» Task brief
Below are some entries. Copy each line that holds the string "this".
%%
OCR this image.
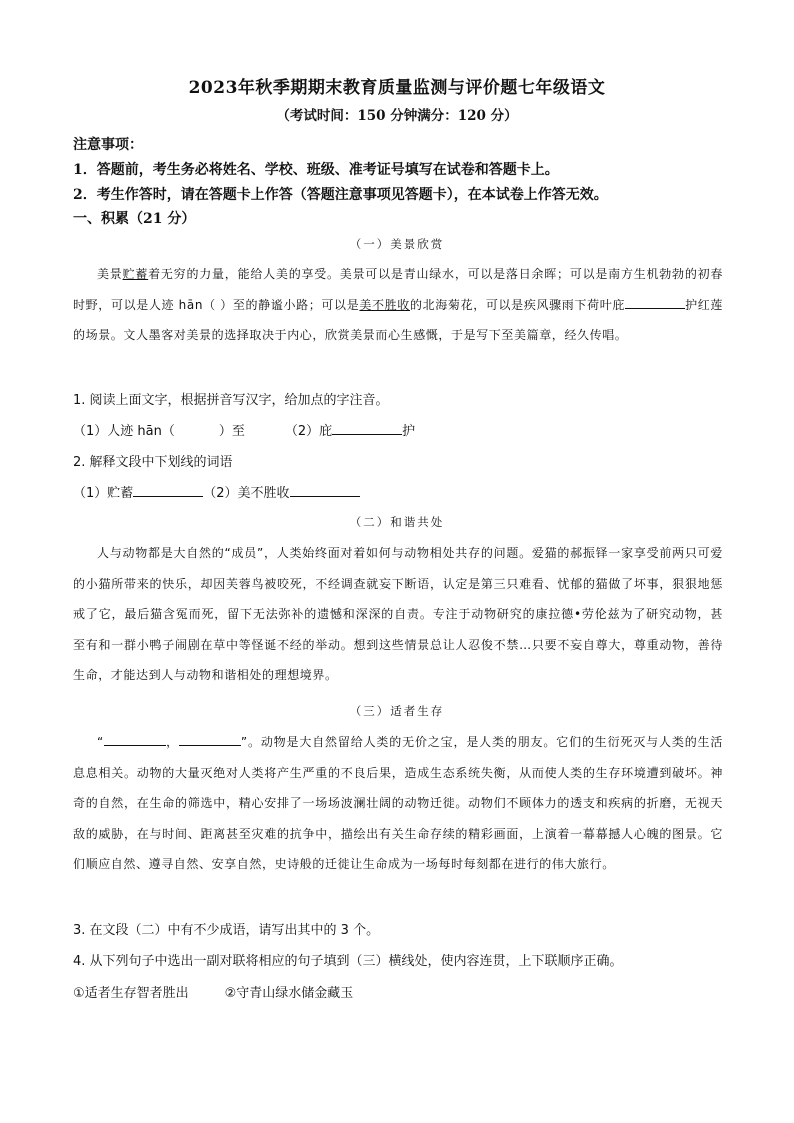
2023年秋季期期末教育质量监测与评价题七年级语文
（考试时间：150 分钟满分：120 分）
注意事项：
1．答题前，考生务必将姓名、学校、班级、准考证号填写在试卷和答题卡上。
2．考生作答时，请在答题卡上作答（答题注意事项见答题卡），在本试卷上作答无效。
一、积累（21 分）
（一）美景欣赏
美景贮蓄着无穷的力量，能给人美的享受。美景可以是青山绿水，可以是落日余晖；可以是南方生机勃勃的初春时野，可以是人迹 hān（ ）至的静谧小路；可以是美不胜收的北海菊花，可以是疾风骤雨下荷叶庇	护红莲的场景。文人墨客对美景的选择取决于内心，欣赏美景而心生感慨，于是写下至美篇章，经久传唱。
1. 阅读上面文字，根据拼音写汉字，给加点的字注音。
（1）人迹 hān（	）至	（2）庇	护
2. 解释文段中下划线的词语
（1）贮蓄	（2）美不胜收
（二）和谐共处
人与动物都是大自然的“成员”，人类始终面对着如何与动物相处共存的问题。爱猫的郝振铎一家享受前两只可爱的小猫所带来的快乐，却因芙蓉鸟被咬死，不经调查就妄下断语，认定是第三只难看、忧郁的猫做了坏事，狠狠地惩戒了它，最后猫含冤而死，留下无法弥补的遗憾和深深的自责。专注于动物研究的康拉德•劳伦兹为了研究动物，甚至有和一群小鸭子闹剧在草中等怪诞不经的举动。想到这些情景总让人忍俊不禁…只要不妄自尊大，尊重动物，善待生命，才能达到人与动物和谐相处的理想境界。
（三）适者生存
“	，	”。动物是大自然留给人类的无价之宝，是人类的朋友。它们的生衍死灭与人类的生活息息相关。动物的大量灭绝对人类将产生严重的不良后果，造成生态系统失衡，从而使人类的生存环境遭到破坏。神奇的自然，在生命的筛选中，精心安排了一场场波澜壮阔的动物迁徙。动物们不顾体力的透支和疾病的折磨，无视天敌的威胁，在与时间、距离甚至灾难的抗争中，描绘出有关生命存续的精彩画面，上演着一幕幕撼人心魄的图景。它们顺应自然、遵寻自然、安享自然，史诗般的迁徙让生命成为一场每时每刻都在进行的伟大旅行。
3. 在文段（二）中有不少成语，请写出其中的 3 个。
4. 从下列句子中选出一副对联将相应的句子填到（三）横线处，使内容连贯，上下联顺序正确。
①适者生存智者胜出	②守青山绿水储金藏玉
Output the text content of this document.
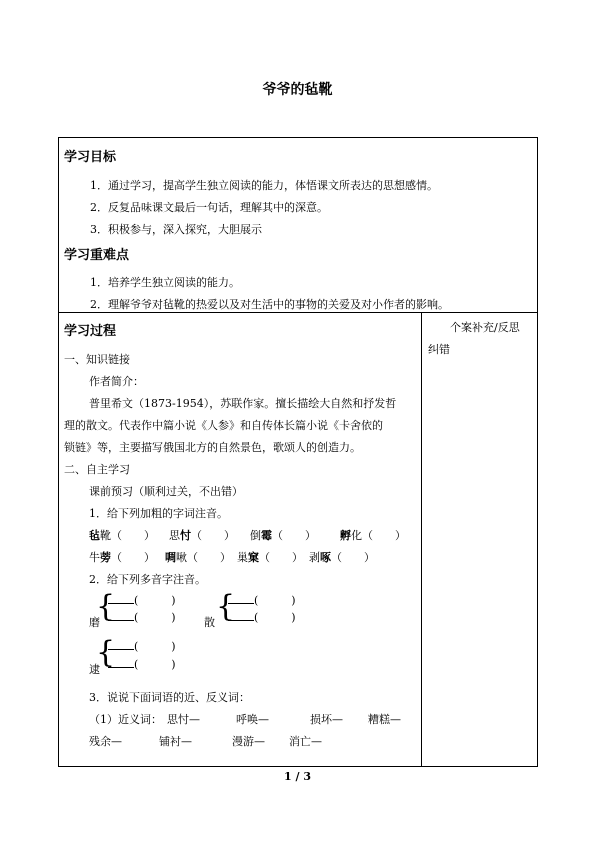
爷爷的毡靴
学习目标
1．通过学习，提高学生独立阅读的能力，体悟课文所表达的思想感情。
2．反复品味课文最后一句话，理解其中的深意。
3．积极参与，深入探究，大胆展示
学习重难点
1．培养学生独立阅读的能力。
2．理解爷爷对毡靴的热爱以及对生活中的事物的关爱及对小作者的影响。
学习过程	个案补充/反思
纠错
一、知识链接
作者简介：
普里希文（1873-1954），苏联作家。擅长描绘大自然和抒发哲
理的散文。代表作中篇小说《人参》和自传体长篇小说《卡舍依的
锁链》等，主要描写俄国北方的自然景色，歌颂人的创造力。
二、自主学习
课前预习（顺利过关，不出错）
1．给下列加粗的字词注音。
毡靴（　　） 思忖（　　） 倒霉（　　） 孵化（　　）
牛蒡（　　） 啁啾（　　） 巢窠（　　） 剥啄（　　）
2．给下列多音字注音。
{	(　　　)
(　　　)
磨	{	(　　　)
(　　　)
散
{	(　　　)
(　　　)
逮
3．说说下面词语的近、反义词：
（1）近义词： 思忖—	呼唤—	损坏— 糟糕—
残余—	铺衬—	漫游— 消亡—
1 / 3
%%
» Solution
OCR this image.
Output the text content of this document.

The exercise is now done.